● Exercise details: Review the lines that follow and copy each one that contains the word "title".

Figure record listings
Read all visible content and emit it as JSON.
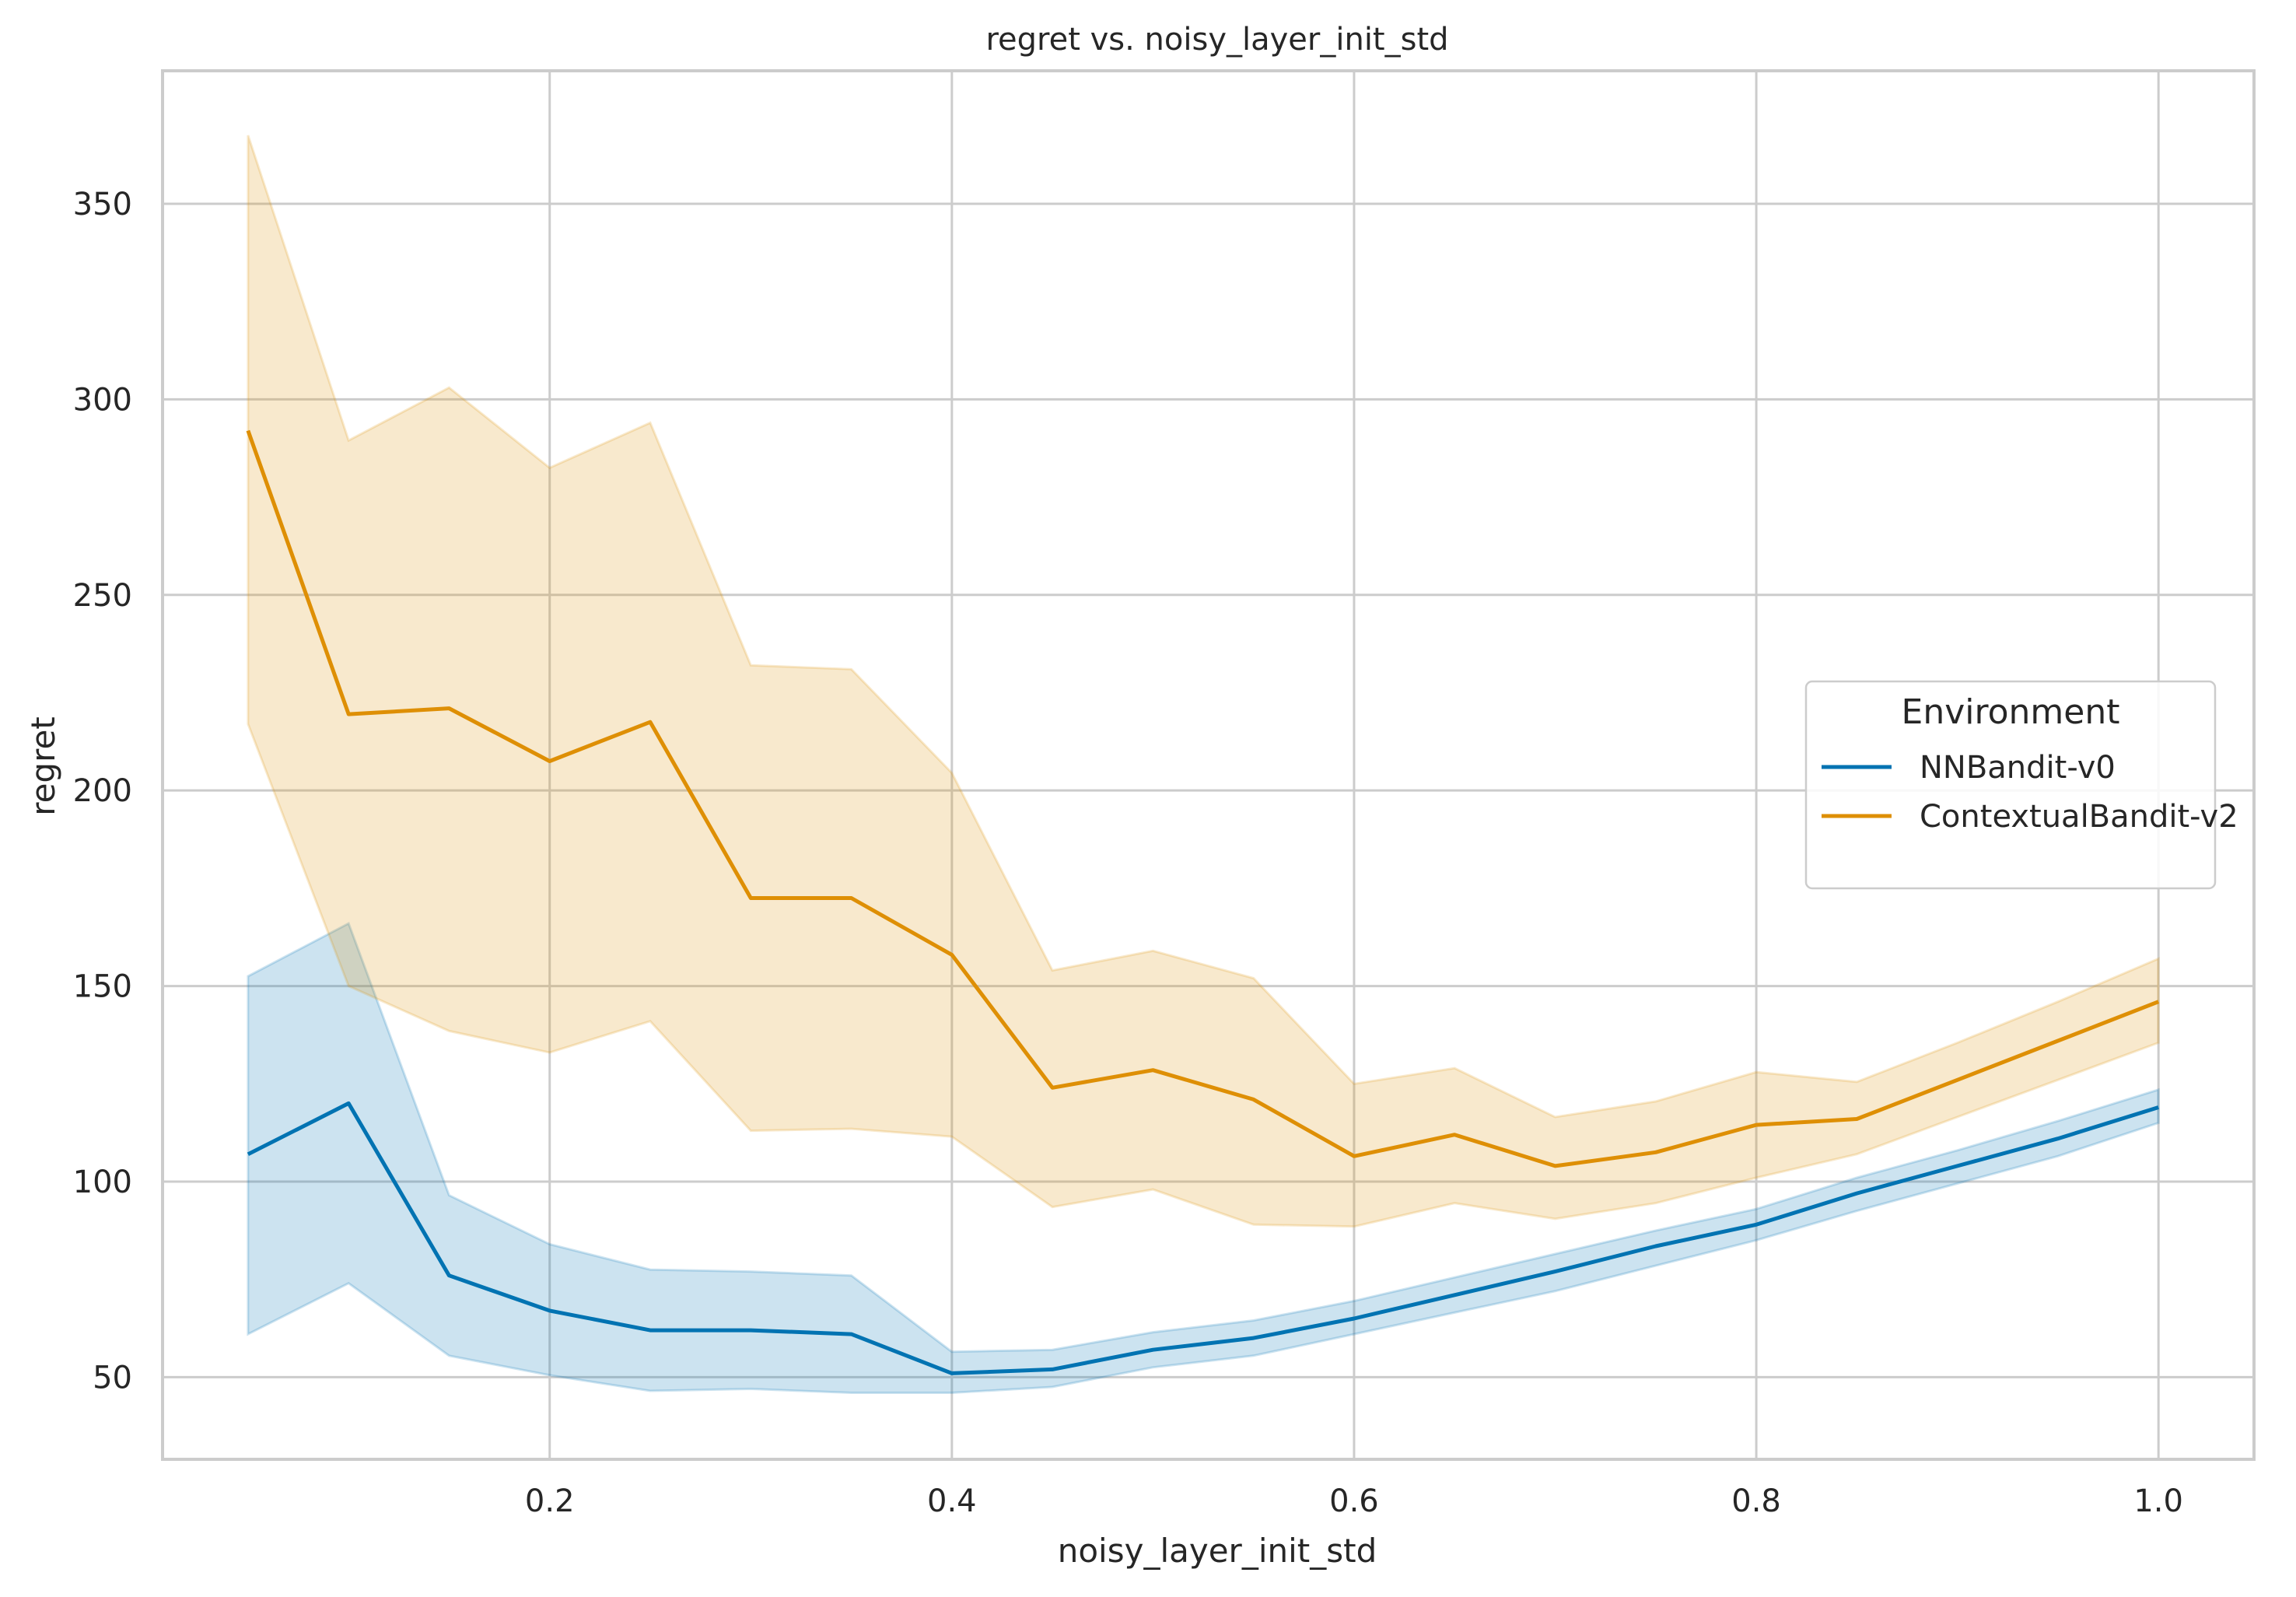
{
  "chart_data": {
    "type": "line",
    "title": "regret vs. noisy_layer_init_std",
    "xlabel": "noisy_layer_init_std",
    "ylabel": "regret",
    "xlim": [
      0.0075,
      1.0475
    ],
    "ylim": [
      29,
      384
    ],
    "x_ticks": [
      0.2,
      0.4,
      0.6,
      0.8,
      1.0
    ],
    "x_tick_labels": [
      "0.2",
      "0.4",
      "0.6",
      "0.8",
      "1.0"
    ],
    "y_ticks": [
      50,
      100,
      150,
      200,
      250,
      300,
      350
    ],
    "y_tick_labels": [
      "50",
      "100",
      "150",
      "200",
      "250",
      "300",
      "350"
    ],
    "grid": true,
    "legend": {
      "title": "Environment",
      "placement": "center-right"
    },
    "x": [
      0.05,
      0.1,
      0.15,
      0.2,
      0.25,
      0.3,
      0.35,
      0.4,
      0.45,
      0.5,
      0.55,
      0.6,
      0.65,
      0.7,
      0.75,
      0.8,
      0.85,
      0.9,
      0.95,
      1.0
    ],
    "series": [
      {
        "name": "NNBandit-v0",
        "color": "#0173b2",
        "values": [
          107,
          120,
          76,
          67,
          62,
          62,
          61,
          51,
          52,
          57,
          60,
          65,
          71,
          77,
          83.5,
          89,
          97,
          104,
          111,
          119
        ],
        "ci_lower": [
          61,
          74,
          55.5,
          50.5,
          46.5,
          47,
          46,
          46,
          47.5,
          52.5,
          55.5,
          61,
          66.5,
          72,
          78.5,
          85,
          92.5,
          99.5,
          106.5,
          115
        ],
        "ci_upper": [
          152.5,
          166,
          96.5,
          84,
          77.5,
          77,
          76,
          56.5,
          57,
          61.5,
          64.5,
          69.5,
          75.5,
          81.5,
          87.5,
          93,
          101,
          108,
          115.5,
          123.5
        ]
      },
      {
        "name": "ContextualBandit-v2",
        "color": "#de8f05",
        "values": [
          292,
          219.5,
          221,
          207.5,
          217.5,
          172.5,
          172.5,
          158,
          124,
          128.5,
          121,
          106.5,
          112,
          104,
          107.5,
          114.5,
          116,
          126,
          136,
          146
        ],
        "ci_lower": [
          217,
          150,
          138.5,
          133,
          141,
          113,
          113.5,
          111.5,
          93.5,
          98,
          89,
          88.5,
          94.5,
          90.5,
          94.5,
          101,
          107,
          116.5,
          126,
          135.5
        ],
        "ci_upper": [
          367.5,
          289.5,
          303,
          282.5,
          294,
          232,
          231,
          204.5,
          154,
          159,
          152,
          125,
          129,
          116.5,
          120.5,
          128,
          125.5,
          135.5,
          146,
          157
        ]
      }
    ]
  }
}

● Task output:
    "title": "regret vs. noisy_layer_init_std",
      "title": "Environment",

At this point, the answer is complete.